# Could someone critique this horse! I need to be convinced he isn't my dream horse!



## LovesMyDunnBoy (Aug 11, 2011)

Hey there, I was wandering around craigslist and saw this pretty boy. Please give me a critique lol I can't have another horse and I love this boy  thanks 

http://dallas.craigslist.org/ndf/grd/2934595403.html
_Posted via Mobile Device_


----------



## LovesMyDunnBoy (Aug 11, 2011)

Flashy APHA Reining Stud

Sorry, use this link! Hopefully it, works


----------



## paintsrule (Aug 20, 2009)

Oh my. I want him...


----------



## LovesMyDunnBoy (Aug 11, 2011)

Me too! I need a reason to NOT lol. He's about 3 hours away from me. If I could afford another horse he'd be in my barn right now..
_Posted via Mobile Device_


----------



## paintsrule (Aug 20, 2009)

Yeah i cant help you there. If i lived close i'd be driving to buy him. Only thing i can tell you would stop me is him being intact, just because i dont have the means/desire to handle own a stallion, otherwise he looks like a nice nice boy.


----------



## LovesMyDunnBoy (Aug 11, 2011)

I have actually been considering getting a nice horse to stud, working with my old Barn Owner who has beed breeding horses for over 30 years.

* [DATASET RECORDS]:
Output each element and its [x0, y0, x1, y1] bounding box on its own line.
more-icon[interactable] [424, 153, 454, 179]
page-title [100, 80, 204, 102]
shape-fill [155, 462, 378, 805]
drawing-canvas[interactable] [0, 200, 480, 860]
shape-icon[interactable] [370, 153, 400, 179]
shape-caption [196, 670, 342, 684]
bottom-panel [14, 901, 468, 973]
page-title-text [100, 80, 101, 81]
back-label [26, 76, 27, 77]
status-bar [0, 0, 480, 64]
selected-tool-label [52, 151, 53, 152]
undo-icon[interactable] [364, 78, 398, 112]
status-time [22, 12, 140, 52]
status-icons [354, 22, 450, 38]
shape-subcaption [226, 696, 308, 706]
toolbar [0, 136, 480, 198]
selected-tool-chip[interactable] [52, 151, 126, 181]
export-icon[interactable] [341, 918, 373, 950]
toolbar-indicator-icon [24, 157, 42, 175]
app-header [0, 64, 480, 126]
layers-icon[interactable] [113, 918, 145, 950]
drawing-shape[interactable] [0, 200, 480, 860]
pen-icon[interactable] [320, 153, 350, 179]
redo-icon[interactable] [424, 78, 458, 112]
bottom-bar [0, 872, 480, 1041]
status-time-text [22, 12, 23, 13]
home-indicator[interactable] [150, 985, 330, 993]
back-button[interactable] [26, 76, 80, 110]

* [WHAT YOU WILL DO]:
1) In the horse critique thread, roughly how far away from the poster is the horse?
2) Pick out every line in the rows that contains the string "text".

* [ANSWERS PROVIDED]:
1) About 3 hours away.

2)
page-title-text [100, 80, 101, 81]
status-time-text [22, 12, 23, 13]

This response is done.